begin Materials provided

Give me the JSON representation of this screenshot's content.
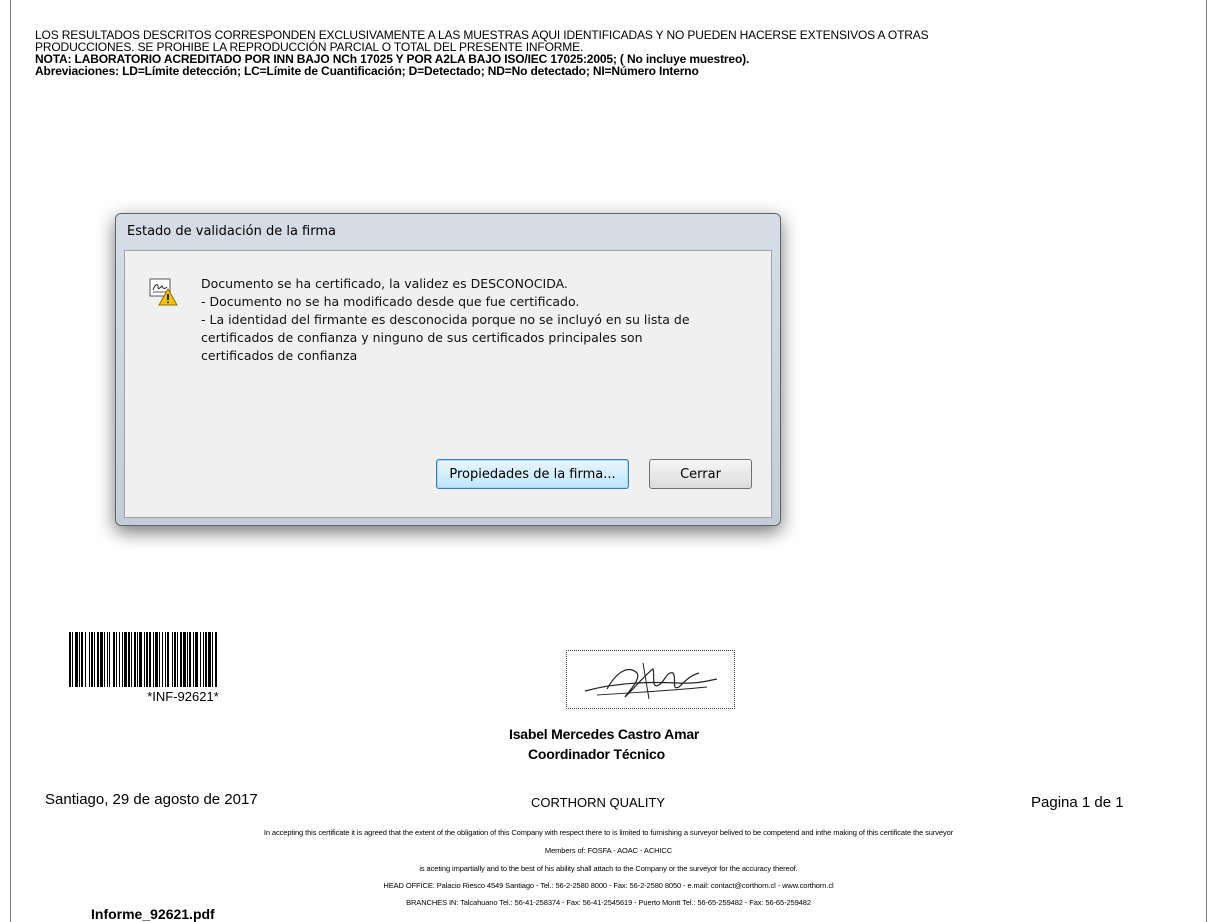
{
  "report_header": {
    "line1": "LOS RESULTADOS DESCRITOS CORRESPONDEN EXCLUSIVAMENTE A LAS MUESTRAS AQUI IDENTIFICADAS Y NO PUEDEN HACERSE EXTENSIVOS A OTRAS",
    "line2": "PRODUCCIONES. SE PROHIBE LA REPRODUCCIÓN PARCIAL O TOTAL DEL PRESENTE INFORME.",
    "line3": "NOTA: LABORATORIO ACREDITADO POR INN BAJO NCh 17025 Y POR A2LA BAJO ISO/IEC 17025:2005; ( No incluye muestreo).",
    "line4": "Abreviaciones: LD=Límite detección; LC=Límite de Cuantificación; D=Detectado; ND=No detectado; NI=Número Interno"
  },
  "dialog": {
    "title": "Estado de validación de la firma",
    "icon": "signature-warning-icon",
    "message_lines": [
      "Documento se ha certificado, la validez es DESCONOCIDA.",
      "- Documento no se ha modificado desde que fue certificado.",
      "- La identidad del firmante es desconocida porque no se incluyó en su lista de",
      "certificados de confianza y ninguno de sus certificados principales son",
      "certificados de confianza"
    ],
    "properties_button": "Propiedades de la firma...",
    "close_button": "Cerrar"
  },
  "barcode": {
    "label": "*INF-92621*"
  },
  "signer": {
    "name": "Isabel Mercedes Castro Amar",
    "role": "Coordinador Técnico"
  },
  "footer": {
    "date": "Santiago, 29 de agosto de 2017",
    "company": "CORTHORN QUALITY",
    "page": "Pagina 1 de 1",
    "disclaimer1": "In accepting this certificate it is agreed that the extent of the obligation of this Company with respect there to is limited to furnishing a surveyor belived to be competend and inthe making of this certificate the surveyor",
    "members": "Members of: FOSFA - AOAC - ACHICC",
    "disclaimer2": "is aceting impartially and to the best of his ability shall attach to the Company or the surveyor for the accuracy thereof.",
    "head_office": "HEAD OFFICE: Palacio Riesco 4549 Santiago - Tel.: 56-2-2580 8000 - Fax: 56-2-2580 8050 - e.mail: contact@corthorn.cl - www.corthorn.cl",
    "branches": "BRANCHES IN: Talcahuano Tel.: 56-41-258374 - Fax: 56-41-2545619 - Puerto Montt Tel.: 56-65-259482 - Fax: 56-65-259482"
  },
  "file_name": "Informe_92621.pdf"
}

end Materials provided
begin Materials provided

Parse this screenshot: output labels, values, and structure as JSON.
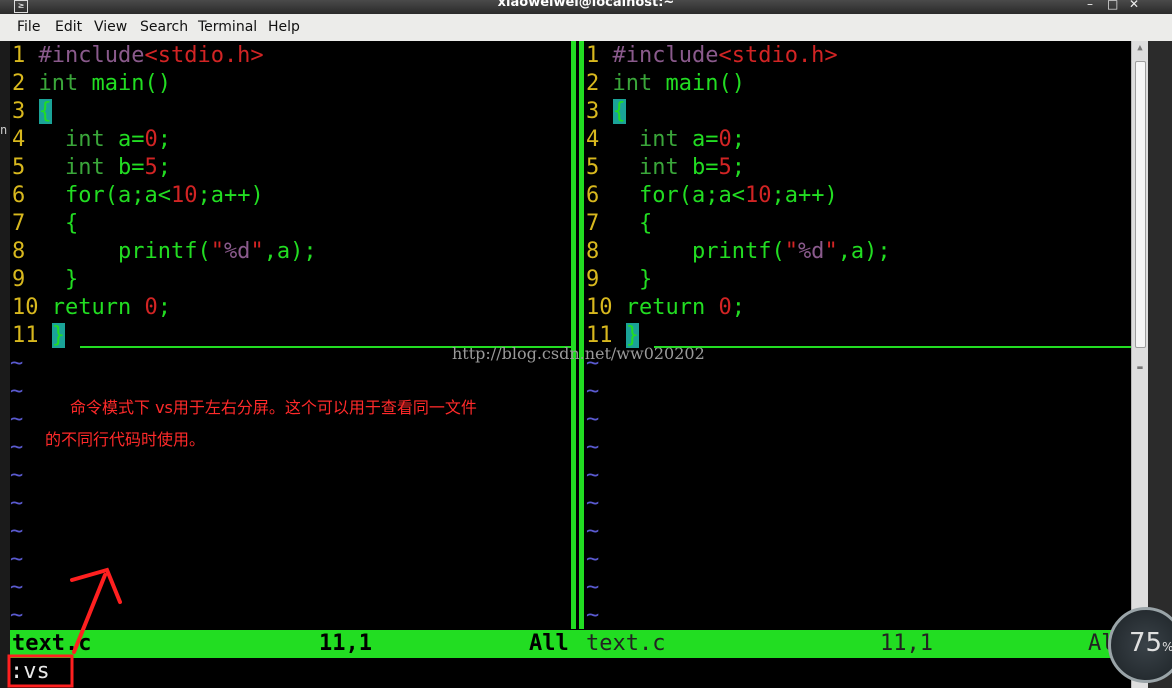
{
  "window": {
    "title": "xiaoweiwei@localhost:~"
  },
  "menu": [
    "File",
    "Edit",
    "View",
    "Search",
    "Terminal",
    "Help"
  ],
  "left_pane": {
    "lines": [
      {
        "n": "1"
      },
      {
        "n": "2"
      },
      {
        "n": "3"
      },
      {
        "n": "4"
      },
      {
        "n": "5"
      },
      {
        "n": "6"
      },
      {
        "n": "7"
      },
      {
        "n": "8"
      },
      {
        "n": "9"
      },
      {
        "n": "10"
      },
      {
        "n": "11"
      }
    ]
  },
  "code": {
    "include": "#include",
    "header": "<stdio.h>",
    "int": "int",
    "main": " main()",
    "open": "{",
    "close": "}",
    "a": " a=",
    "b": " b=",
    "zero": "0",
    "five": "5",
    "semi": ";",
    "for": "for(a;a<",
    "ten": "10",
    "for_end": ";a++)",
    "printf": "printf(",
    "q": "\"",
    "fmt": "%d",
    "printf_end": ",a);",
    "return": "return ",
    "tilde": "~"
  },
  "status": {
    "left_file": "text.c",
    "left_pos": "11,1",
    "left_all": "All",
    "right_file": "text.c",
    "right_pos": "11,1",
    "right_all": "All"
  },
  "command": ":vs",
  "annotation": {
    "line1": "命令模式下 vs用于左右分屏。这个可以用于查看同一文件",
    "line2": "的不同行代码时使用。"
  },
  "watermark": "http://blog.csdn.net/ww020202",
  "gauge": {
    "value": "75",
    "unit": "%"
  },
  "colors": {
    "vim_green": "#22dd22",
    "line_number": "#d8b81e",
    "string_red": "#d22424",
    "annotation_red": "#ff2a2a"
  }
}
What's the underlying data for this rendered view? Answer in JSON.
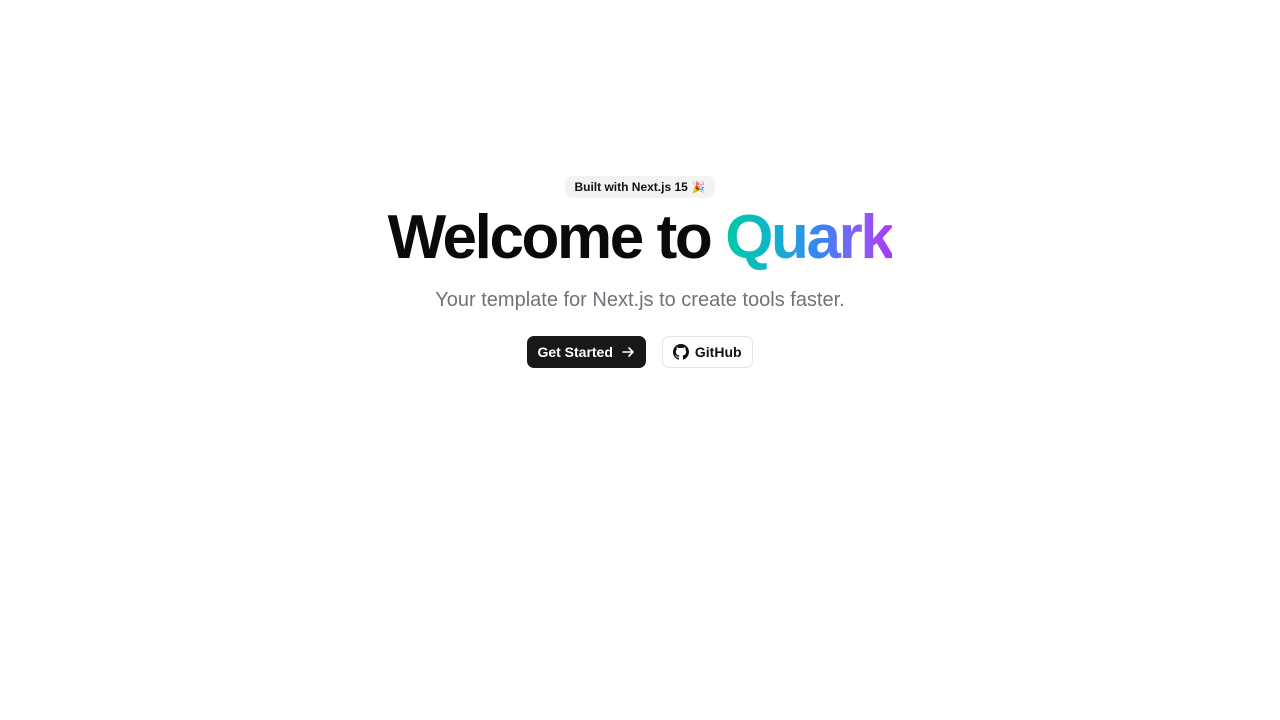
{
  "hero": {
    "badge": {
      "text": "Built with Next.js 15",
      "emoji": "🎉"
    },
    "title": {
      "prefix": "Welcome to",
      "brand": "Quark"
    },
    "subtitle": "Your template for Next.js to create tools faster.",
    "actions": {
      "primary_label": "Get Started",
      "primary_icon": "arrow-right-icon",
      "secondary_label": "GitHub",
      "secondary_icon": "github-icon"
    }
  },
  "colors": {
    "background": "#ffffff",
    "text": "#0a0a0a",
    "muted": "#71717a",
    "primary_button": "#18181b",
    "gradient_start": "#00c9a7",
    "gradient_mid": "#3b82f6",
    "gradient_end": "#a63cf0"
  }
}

end Materials provided

(Exercise description): Locate the word "with" in the data above. Copy every line carrying it.

(Answer to this task):
    "disclaimer1": "In accepting this certificate it is agreed that the extent of the obligation of this Company with respect there to is limited to furnishing a surveyor belived to be competend and inthe making of this certificate the surveyor",
      "text": "Built with Next.js 15",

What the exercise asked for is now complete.